→ Task prompt:
Would you extract the whole listing below and retype it exactly?

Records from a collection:
--- start ---

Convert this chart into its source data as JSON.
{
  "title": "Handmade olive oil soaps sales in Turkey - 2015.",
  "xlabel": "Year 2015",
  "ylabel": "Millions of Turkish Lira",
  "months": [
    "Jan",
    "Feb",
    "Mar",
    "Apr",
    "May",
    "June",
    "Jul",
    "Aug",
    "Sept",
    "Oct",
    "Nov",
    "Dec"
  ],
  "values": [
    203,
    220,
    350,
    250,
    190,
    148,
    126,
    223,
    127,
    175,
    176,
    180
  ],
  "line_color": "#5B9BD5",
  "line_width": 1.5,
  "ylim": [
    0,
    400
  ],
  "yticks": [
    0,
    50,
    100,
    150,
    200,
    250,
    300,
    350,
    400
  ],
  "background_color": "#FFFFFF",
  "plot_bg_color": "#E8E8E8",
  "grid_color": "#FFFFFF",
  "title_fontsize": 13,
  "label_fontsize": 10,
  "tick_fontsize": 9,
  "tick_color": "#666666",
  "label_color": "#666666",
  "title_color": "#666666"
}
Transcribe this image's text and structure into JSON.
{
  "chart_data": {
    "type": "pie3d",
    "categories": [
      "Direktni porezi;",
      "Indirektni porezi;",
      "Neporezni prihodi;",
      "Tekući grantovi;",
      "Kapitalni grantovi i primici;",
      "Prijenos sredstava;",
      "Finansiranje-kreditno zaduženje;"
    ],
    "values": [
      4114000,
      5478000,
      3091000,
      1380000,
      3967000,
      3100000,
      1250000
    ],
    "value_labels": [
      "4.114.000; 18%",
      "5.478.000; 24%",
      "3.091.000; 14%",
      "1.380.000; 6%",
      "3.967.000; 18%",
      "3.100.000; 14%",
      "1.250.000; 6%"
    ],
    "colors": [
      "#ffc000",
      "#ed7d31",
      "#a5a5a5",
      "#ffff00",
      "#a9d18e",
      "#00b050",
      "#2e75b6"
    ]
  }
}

--- end ---

→ Solution for this task:
Convert this chart into its source data as JSON.
{
  "title": "Handmade olive oil soaps sales in Turkey - 2015.",
  "xlabel": "Year 2015",
  "ylabel": "Millions of Turkish Lira",
  "months": [
    "Jan",
    "Feb",
    "Mar",
    "Apr",
    "May",
    "June",
    "Jul",
    "Aug",
    "Sept",
    "Oct",
    "Nov",
    "Dec"
  ],
  "values": [
    203,
    220,
    350,
    250,
    190,
    148,
    126,
    223,
    127,
    175,
    176,
    180
  ],
  "line_color": "#5B9BD5",
  "line_width": 1.5,
  "ylim": [
    0,
    400
  ],
  "yticks": [
    0,
    50,
    100,
    150,
    200,
    250,
    300,
    350,
    400
  ],
  "background_color": "#FFFFFF",
  "plot_bg_color": "#E8E8E8",
  "grid_color": "#FFFFFF",
  "title_fontsize": 13,
  "label_fontsize": 10,
  "tick_fontsize": 9,
  "tick_color": "#666666",
  "label_color": "#666666",
  "title_color": "#666666"
}
Transcribe this image's text and structure into JSON.
{
  "chart_data": {
    "type": "pie3d",
    "categories": [
      "Direktni porezi;",
      "Indirektni porezi;",
      "Neporezni prihodi;",
      "Tekući grantovi;",
      "Kapitalni grantovi i primici;",
      "Prijenos sredstava;",
      "Finansiranje-kreditno zaduženje;"
    ],
    "values": [
      4114000,
      5478000,
      3091000,
      1380000,
      3967000,
      3100000,
      1250000
    ],
    "value_labels": [
      "4.114.000; 18%",
      "5.478.000; 24%",
      "3.091.000; 14%",
      "1.380.000; 6%",
      "3.967.000; 18%",
      "3.100.000; 14%",
      "1.250.000; 6%"
    ],
    "colors": [
      "#ffc000",
      "#ed7d31",
      "#a5a5a5",
      "#ffff00",
      "#a9d18e",
      "#00b050",
      "#2e75b6"
    ]
  }
}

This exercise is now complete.